[WHAT TO DO]
Check each line of the records below for the word "type" and copy those where it appears.

[Extracts from a graphics dataset]
▼
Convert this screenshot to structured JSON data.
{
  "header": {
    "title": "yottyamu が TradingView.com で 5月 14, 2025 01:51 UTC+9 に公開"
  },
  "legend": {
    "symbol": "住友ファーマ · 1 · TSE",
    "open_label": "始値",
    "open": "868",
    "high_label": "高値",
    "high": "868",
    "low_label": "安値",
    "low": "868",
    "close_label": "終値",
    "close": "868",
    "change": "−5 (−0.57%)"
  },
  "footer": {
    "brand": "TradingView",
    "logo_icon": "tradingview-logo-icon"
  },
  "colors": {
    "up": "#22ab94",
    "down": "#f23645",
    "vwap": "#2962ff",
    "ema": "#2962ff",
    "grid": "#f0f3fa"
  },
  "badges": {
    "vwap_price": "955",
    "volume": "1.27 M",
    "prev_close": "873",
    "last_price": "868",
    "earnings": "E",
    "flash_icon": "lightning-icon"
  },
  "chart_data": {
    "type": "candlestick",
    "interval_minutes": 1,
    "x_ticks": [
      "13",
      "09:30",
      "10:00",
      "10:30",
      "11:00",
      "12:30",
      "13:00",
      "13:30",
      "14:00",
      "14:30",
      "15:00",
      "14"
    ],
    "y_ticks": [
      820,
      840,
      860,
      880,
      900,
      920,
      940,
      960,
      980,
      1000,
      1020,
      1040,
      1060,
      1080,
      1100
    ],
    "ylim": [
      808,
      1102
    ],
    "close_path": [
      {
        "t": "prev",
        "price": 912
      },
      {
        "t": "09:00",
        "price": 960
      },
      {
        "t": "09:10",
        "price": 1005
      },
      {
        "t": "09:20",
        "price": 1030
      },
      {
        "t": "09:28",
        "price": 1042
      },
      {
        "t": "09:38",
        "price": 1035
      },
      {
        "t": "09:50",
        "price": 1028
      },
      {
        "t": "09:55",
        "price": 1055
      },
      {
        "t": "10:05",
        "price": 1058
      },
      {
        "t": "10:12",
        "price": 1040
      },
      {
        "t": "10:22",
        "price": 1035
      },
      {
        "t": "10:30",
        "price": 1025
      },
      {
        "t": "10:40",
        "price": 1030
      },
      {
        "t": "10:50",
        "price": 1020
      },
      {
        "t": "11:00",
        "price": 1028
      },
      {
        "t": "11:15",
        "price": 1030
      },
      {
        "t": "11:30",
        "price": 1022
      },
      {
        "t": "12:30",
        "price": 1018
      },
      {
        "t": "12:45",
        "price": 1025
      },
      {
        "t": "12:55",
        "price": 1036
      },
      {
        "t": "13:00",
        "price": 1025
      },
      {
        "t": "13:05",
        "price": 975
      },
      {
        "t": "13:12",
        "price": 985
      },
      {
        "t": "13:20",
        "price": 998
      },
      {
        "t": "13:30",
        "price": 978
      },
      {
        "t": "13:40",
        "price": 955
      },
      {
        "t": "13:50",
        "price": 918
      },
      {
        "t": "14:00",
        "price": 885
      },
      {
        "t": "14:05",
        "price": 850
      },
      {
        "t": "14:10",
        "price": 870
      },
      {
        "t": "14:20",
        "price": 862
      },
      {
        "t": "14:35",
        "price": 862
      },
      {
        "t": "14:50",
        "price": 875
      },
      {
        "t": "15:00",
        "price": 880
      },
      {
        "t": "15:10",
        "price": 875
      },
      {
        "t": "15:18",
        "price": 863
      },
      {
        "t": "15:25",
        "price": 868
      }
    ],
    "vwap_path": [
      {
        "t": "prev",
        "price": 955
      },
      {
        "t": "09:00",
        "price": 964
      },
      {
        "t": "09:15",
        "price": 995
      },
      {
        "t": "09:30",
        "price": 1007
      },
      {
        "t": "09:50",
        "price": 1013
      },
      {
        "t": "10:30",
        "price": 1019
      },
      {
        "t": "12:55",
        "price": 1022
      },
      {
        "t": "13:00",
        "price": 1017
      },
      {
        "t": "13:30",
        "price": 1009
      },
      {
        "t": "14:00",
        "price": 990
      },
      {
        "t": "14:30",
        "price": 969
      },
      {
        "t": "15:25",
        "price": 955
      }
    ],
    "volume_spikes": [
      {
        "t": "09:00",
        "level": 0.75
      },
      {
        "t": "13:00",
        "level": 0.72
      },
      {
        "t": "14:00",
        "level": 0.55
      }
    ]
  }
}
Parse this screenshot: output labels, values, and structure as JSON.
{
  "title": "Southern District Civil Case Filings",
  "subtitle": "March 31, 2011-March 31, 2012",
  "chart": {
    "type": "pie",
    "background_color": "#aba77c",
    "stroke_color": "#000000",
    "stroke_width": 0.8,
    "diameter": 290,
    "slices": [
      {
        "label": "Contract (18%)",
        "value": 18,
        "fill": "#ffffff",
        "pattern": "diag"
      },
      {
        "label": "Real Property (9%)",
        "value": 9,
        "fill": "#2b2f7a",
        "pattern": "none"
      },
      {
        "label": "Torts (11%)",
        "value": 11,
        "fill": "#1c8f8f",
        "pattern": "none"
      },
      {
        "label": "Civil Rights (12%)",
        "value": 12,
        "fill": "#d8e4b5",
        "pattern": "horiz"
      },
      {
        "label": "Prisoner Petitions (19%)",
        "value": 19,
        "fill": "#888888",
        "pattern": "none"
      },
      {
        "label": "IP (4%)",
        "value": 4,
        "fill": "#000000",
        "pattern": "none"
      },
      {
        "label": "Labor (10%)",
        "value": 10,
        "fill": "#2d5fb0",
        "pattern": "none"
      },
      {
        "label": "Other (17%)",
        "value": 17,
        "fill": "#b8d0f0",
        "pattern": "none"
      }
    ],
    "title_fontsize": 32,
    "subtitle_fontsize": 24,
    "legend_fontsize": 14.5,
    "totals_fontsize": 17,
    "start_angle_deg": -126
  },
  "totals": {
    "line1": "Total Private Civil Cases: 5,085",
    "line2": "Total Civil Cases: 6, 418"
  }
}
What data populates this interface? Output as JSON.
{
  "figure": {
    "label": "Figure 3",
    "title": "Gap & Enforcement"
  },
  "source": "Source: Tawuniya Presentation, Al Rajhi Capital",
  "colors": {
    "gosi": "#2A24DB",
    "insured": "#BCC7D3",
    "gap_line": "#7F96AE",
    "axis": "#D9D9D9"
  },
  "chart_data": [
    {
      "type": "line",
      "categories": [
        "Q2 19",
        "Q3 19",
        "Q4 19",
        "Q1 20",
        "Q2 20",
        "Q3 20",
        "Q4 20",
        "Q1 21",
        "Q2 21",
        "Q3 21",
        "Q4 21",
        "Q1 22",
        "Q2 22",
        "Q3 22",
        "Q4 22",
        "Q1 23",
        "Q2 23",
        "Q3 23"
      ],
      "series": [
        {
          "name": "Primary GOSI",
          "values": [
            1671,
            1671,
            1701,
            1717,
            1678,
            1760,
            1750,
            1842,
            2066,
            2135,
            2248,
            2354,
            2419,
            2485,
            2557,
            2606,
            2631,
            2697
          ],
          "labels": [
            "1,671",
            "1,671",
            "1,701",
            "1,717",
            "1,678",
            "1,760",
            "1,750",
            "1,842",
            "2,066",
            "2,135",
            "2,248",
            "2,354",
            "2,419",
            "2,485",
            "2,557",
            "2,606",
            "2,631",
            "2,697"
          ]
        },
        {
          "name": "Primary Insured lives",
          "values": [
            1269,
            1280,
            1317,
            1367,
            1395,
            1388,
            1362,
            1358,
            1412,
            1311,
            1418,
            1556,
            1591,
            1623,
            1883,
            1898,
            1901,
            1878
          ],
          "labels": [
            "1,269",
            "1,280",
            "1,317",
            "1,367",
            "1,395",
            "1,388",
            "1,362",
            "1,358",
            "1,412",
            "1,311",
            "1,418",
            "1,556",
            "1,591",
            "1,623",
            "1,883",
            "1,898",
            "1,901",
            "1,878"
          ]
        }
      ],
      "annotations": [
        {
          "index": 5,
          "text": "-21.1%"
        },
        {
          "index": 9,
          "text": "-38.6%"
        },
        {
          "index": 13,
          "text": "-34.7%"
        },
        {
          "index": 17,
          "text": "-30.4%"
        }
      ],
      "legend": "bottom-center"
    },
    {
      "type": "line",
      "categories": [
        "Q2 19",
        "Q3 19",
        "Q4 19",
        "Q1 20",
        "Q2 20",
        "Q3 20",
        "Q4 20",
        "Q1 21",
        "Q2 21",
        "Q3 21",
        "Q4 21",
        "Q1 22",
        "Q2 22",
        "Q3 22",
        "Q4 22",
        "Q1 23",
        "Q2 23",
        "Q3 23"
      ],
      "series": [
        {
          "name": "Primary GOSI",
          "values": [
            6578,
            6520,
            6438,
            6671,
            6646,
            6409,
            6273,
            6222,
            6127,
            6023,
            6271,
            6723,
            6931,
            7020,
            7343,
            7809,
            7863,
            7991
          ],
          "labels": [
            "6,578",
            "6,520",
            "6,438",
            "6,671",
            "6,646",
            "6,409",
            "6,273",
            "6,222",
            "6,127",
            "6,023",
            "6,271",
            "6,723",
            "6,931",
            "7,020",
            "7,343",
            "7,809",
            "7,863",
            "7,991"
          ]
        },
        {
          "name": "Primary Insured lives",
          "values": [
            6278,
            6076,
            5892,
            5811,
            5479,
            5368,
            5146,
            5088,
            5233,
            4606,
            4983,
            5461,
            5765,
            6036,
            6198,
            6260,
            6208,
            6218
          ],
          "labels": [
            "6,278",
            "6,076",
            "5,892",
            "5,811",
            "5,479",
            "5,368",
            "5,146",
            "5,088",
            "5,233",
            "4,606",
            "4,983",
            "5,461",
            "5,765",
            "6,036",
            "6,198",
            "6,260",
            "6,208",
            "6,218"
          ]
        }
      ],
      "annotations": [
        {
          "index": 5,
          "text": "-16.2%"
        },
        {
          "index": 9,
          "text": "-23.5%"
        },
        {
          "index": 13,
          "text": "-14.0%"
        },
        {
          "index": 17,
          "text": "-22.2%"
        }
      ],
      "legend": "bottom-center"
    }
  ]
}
▲
[SOLUTION FOR THIS TASK]
    "type": "candlestick",
    "type": "pie",
      "type": "line",
      "type": "line",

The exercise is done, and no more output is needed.